# Start of Given information

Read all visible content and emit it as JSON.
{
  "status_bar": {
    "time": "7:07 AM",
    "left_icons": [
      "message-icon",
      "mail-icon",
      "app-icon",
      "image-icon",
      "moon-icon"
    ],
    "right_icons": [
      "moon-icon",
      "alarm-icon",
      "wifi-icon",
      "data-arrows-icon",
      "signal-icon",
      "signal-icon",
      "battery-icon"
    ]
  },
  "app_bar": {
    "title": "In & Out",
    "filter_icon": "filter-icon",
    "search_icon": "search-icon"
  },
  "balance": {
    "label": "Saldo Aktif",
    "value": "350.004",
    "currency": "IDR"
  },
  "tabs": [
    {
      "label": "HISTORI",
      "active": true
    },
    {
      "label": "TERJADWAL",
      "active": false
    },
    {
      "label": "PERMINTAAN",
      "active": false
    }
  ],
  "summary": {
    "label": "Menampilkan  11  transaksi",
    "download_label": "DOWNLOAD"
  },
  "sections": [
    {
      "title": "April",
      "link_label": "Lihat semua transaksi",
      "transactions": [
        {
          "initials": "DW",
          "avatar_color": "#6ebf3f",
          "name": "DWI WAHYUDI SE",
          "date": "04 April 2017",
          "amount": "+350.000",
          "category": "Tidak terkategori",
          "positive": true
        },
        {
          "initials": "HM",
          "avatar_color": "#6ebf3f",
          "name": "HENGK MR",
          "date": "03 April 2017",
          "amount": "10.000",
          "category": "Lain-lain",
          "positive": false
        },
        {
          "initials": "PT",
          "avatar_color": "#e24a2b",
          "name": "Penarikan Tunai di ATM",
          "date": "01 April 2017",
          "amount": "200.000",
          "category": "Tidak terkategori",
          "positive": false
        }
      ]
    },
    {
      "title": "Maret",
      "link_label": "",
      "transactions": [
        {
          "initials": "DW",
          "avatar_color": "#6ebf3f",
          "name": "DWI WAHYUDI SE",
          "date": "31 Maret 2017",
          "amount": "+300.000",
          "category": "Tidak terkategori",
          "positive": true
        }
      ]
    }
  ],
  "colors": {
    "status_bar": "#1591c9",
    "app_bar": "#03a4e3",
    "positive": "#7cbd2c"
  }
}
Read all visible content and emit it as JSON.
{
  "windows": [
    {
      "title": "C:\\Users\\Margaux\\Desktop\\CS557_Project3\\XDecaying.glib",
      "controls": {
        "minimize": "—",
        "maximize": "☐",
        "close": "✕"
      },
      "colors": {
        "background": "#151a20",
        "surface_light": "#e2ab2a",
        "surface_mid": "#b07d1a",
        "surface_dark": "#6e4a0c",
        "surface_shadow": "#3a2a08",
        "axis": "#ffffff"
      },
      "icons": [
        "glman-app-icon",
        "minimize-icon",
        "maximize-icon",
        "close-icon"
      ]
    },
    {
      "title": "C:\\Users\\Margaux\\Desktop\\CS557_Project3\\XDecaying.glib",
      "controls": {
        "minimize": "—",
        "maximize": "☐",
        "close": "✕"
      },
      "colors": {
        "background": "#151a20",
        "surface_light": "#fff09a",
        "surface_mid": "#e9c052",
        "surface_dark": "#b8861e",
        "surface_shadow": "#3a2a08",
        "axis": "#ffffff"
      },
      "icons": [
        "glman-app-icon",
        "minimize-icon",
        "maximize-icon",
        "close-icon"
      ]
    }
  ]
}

# End of Given information
# Start of Given information

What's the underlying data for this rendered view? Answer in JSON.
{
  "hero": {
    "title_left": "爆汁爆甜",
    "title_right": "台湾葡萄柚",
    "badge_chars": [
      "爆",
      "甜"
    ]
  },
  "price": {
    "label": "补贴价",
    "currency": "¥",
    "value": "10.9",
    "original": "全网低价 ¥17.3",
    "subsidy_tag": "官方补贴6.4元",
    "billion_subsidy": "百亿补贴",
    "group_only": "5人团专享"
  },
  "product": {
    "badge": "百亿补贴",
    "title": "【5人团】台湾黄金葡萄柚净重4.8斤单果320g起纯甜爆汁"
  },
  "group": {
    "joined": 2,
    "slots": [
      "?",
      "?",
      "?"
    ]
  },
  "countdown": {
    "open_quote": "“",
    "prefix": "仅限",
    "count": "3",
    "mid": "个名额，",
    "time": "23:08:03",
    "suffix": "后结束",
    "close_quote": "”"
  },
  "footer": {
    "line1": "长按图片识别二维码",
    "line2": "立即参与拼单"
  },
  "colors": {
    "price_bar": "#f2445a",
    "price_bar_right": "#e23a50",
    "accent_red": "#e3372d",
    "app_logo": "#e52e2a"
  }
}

# End of Given information

> [Do this]: Working from the listing above, pick out every line that has "date" and copy it.

> [Result for this task]:
          "date": "04 April 2017",
          "date": "03 April 2017",
          "date": "01 April 2017",
          "date": "31 Maret 2017",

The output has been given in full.